>>>

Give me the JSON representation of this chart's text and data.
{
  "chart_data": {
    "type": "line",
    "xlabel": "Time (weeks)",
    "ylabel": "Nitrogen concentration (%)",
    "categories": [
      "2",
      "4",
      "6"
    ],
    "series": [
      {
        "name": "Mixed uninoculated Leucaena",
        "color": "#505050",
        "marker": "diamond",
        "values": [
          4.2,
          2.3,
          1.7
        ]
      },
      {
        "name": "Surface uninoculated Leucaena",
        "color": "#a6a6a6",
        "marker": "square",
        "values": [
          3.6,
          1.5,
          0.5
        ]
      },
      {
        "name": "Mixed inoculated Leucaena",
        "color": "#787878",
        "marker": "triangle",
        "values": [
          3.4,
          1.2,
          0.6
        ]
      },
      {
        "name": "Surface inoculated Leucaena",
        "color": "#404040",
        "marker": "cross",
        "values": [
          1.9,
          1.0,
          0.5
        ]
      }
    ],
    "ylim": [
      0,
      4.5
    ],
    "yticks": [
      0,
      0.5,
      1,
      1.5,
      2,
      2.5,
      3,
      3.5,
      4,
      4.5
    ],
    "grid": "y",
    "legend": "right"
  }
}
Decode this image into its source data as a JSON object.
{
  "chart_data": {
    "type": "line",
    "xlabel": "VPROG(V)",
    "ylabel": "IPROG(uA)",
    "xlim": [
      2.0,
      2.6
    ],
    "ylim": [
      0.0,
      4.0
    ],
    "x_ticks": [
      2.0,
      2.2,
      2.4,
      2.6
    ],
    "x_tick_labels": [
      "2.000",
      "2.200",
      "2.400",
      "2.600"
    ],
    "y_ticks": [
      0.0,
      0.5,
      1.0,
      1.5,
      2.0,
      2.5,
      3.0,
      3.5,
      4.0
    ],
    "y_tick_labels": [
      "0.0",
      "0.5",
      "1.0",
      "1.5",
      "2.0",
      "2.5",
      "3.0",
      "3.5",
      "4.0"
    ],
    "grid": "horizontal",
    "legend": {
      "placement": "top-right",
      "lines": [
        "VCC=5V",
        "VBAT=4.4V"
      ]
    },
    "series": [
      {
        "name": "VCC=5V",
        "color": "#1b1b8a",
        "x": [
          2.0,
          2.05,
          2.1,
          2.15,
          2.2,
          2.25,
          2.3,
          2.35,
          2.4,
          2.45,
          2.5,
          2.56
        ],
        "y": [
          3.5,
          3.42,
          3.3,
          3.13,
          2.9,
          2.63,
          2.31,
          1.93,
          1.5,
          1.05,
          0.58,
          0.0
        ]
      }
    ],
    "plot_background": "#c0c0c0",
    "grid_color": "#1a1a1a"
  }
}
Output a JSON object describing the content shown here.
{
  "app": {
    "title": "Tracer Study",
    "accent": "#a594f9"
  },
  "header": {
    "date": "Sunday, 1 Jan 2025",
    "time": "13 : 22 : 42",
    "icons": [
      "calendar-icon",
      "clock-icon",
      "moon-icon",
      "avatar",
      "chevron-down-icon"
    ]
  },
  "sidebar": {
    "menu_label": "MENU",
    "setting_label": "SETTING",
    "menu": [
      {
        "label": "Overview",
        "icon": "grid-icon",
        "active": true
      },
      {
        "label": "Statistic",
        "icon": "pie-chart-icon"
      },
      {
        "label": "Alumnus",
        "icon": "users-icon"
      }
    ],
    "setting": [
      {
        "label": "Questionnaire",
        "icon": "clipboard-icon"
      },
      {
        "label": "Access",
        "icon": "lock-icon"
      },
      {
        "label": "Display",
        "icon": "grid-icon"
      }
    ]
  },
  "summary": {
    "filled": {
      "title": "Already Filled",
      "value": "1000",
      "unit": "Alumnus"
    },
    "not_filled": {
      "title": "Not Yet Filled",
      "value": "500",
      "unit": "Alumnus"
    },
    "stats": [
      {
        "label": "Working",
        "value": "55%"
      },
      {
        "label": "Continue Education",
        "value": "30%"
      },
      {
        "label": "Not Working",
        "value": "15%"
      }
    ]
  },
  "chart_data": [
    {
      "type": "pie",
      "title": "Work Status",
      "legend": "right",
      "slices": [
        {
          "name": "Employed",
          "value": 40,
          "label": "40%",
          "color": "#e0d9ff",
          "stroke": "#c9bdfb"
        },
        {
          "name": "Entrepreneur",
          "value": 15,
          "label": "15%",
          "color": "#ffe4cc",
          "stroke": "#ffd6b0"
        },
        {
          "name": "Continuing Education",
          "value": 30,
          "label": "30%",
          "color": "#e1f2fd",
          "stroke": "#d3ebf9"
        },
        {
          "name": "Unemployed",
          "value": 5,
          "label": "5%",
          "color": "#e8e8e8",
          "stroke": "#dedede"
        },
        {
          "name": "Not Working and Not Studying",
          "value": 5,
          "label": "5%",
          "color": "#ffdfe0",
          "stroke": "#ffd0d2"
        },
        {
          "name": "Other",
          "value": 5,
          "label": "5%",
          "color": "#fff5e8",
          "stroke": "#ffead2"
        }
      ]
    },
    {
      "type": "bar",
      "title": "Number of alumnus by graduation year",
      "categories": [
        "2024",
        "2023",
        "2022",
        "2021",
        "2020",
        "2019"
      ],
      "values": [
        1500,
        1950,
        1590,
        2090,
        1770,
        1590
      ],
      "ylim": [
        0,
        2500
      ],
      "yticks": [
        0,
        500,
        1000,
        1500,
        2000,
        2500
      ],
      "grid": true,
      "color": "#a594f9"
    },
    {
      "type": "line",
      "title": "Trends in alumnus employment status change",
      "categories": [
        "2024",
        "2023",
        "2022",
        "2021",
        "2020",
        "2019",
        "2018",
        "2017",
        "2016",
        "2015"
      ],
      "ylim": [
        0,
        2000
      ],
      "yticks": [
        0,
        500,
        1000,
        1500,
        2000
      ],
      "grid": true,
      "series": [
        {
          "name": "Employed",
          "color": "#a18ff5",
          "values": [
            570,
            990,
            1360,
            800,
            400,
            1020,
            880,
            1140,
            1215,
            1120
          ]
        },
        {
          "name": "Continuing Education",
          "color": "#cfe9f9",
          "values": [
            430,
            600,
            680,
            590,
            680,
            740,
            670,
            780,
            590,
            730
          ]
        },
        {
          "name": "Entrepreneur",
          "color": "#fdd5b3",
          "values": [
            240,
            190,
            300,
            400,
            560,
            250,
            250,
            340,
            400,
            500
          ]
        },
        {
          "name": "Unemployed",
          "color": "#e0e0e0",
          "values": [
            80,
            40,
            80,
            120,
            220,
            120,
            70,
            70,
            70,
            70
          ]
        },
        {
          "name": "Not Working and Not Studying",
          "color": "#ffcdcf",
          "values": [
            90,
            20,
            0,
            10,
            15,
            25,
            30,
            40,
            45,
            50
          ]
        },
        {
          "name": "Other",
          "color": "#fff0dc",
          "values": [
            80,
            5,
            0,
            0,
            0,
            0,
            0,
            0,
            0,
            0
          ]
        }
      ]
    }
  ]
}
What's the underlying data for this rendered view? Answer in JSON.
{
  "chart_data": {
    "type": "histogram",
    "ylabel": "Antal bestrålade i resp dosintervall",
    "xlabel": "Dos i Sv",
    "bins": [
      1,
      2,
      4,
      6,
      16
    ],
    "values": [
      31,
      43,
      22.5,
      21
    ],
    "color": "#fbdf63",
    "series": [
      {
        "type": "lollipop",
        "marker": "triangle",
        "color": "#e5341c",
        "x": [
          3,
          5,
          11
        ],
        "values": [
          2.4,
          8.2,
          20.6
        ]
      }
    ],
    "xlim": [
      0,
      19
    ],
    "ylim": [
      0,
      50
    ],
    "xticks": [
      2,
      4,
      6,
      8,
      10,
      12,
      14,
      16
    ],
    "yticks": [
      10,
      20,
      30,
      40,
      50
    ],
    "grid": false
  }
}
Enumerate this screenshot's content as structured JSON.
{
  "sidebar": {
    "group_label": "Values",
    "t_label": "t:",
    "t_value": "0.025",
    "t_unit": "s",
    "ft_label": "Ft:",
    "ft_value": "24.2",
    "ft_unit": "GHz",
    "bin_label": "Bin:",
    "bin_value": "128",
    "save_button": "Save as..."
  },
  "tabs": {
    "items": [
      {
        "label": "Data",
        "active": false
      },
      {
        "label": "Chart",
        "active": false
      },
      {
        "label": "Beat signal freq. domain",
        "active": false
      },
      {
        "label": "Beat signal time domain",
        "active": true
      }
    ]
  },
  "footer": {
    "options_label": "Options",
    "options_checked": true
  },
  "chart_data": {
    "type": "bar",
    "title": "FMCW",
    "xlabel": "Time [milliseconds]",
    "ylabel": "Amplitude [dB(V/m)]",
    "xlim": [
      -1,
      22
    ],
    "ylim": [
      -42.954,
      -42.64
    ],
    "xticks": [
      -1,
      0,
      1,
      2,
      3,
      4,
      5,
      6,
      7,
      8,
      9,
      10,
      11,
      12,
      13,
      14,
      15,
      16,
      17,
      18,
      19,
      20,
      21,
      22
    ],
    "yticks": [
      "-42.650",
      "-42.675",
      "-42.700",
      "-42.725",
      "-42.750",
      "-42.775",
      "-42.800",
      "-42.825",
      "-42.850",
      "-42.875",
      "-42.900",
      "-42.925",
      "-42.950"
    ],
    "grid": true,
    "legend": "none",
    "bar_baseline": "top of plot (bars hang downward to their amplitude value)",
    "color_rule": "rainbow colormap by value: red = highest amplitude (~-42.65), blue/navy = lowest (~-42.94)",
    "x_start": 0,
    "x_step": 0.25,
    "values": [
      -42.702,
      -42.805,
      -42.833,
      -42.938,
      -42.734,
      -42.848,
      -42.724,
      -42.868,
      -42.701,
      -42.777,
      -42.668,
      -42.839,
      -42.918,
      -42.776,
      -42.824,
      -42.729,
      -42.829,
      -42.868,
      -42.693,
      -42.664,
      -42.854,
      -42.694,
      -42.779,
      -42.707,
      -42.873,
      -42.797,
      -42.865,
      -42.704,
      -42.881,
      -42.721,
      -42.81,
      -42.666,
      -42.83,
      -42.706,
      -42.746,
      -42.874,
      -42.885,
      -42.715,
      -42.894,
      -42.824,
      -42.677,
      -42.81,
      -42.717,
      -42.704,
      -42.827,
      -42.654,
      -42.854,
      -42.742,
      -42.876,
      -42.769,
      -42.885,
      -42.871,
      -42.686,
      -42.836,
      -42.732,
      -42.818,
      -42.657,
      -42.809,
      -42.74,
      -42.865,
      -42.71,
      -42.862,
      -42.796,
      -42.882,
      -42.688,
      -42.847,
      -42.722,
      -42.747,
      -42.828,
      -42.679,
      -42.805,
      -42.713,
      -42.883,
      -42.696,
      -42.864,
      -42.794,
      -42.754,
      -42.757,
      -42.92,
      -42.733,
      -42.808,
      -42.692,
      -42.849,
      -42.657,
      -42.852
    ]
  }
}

<<<

Find each line holding the word "Mixed" and copy it.

        "name": "Mixed uninoculated Leucaena",
        "name": "Mixed inoculated Leucaena",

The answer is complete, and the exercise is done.